:: EXERCISE DESCRIPTION ::
Find how many lines in the data below mention "truh". Give the number only.

:: DATASET RECORDS ::
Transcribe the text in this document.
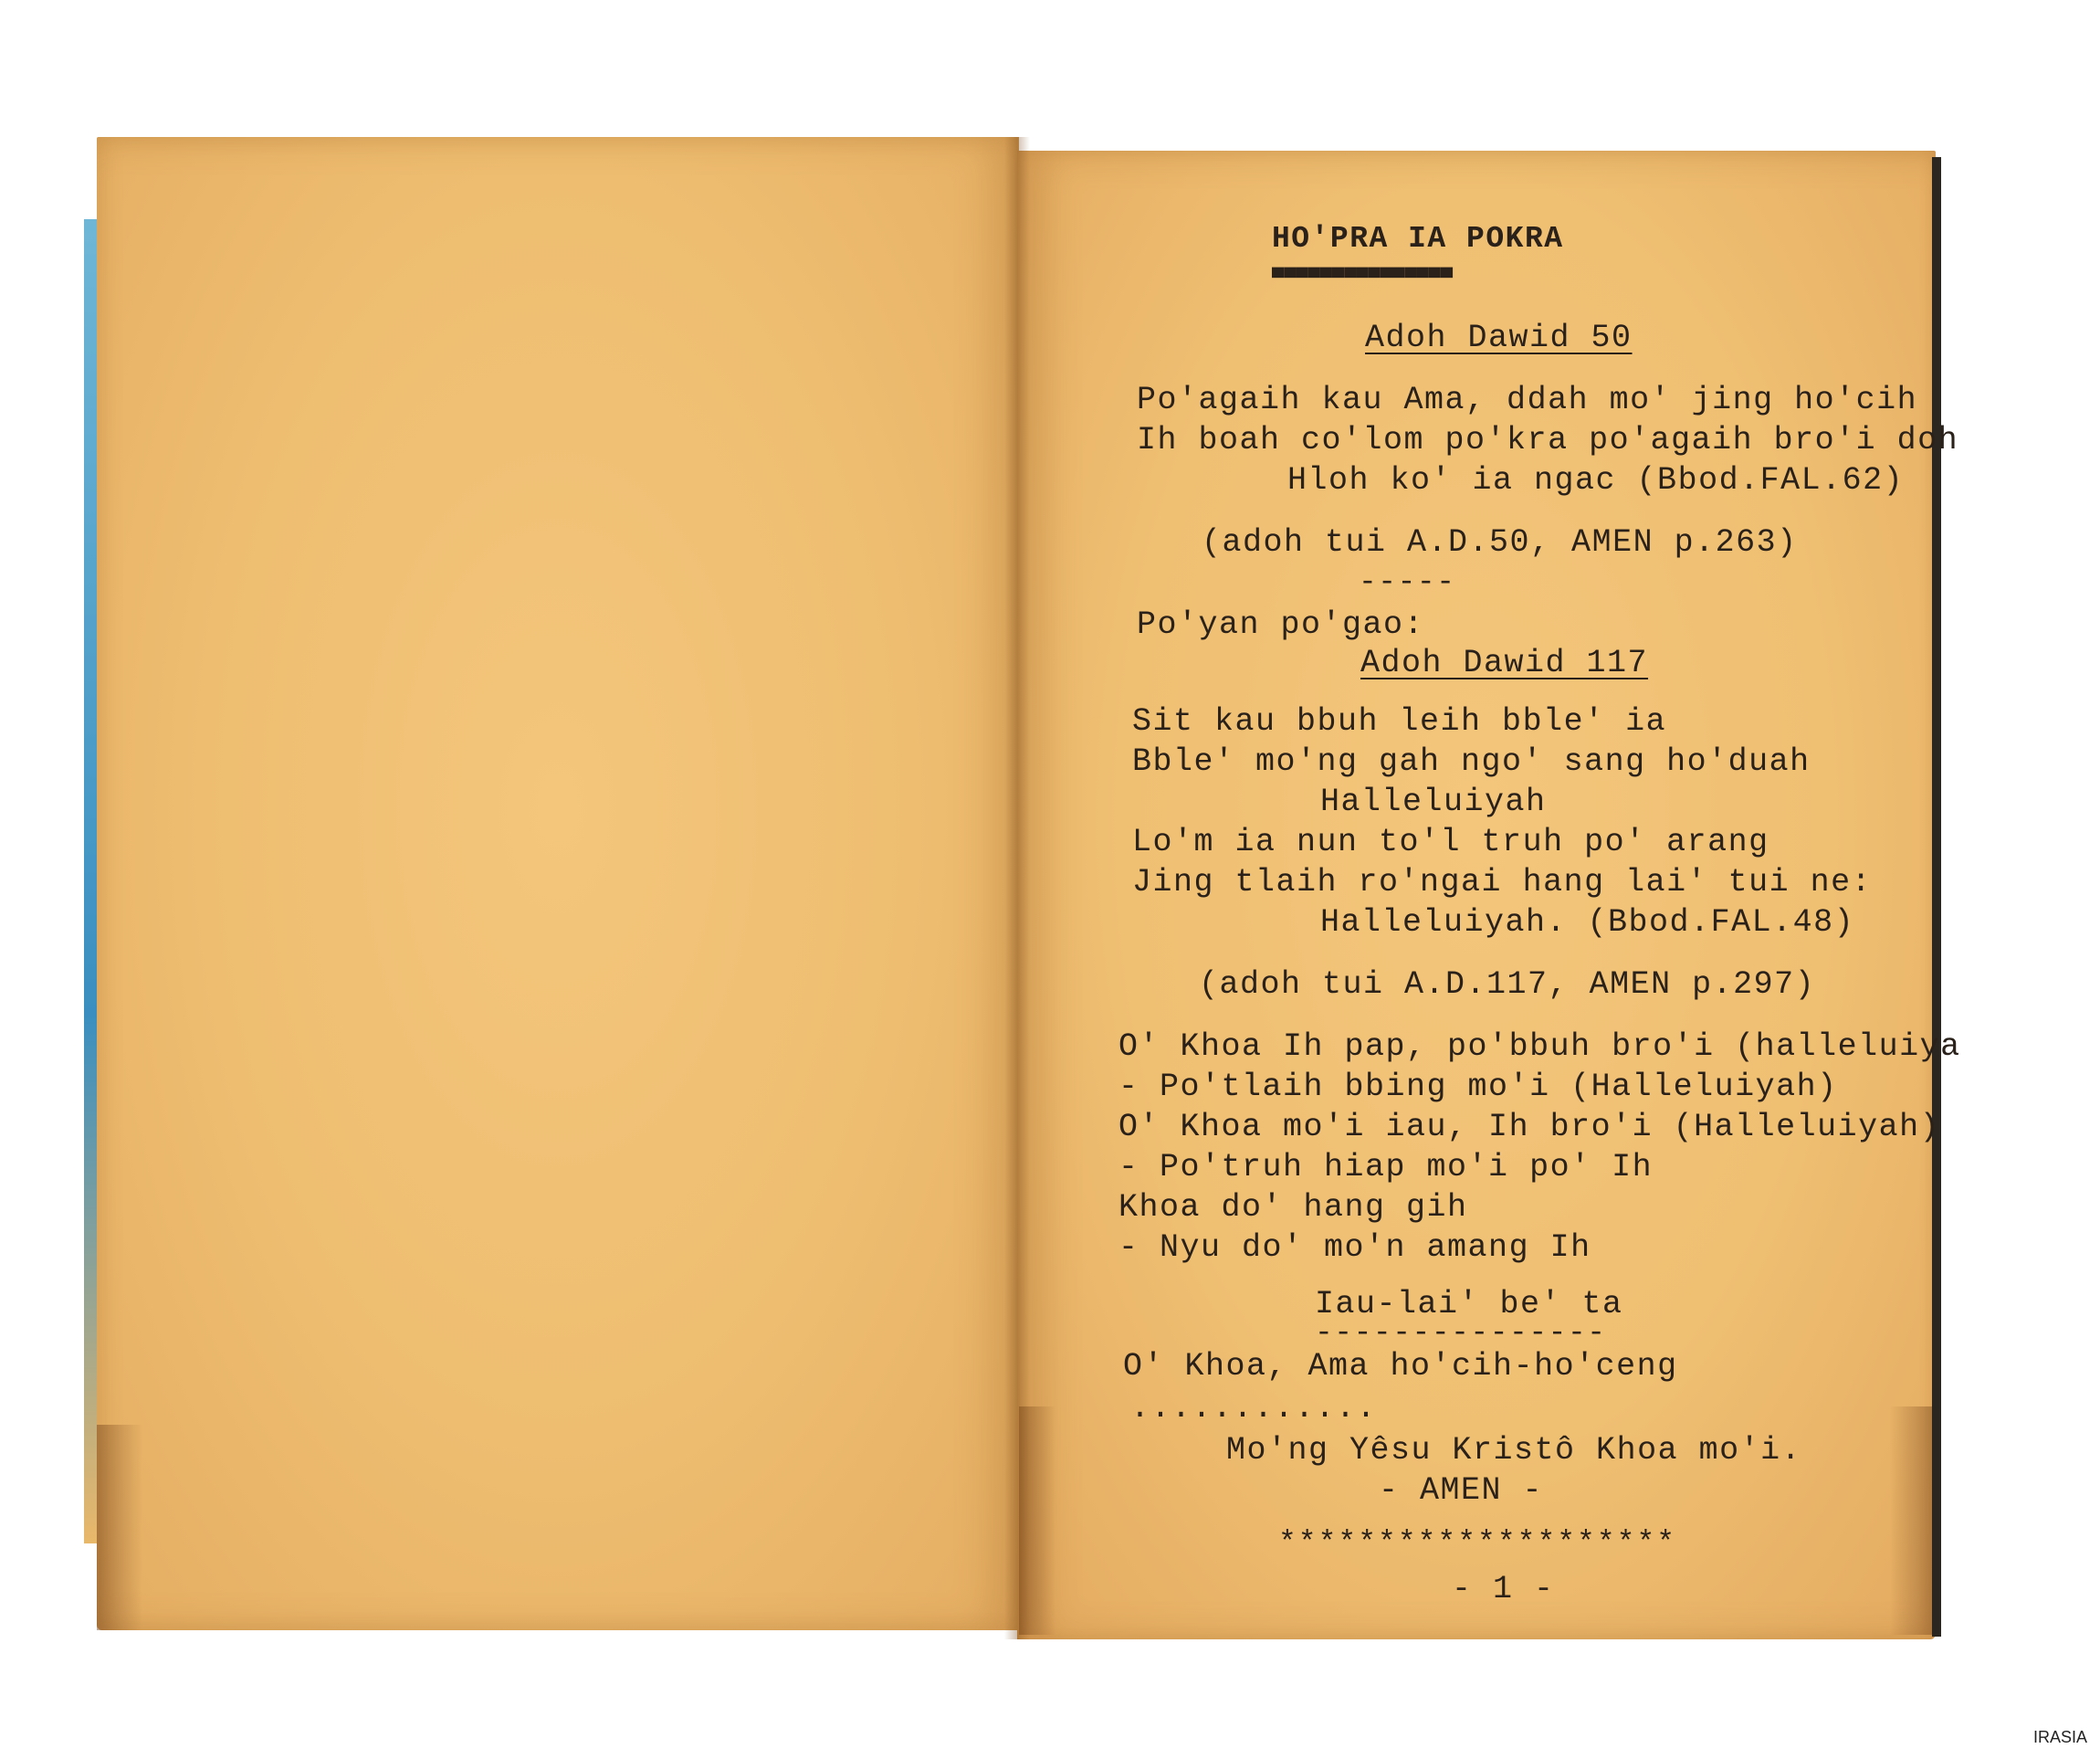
HO'PRA IA POKRA
▀▀▀▀▀▀▀▀▀▀▀▀▀▀▀
Adoh Dawid 50
Po'agaih kau Ama, ddah mo' jing ho'cih
Ih boah co'lom po'kra po'agaih bro'i doh
Hloh ko' ia ngac (Bbod.FAL.62)
(adoh tui A.D.50, AMEN p.263)
-----
Po'yan po'gao:
Adoh Dawid 117
Sit kau bbuh leih bble' ia
Bble' mo'ng gah ngo' sang ho'duah
Halleluiyah
Lo'm ia nun to'l truh po' arang
Jing tlaih ro'ngai hang lai' tui ne:
Halleluiyah. (Bbod.FAL.48)
(adoh tui A.D.117, AMEN p.297)
O' Khoa Ih pap, po'bbuh bro'i (halleluiya
- Po'tlaih bbing mo'i (Halleluiyah)
O' Khoa mo'i iau, Ih bro'i (Halleluiyah)
- Po'truh hiap mo'i po' Ih
Khoa do' hang gih
- Nyu do' mo'n amang Ih
Iau-lai' be' ta
---------------
O' Khoa, Ama ho'cih-ho'ceng
............
Mo'ng Yêsu Kristô Khoa mo'i.
- AMEN -
********************
- 1 -
IRASIA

:: SOLUTION FOR THIS TASK ::
2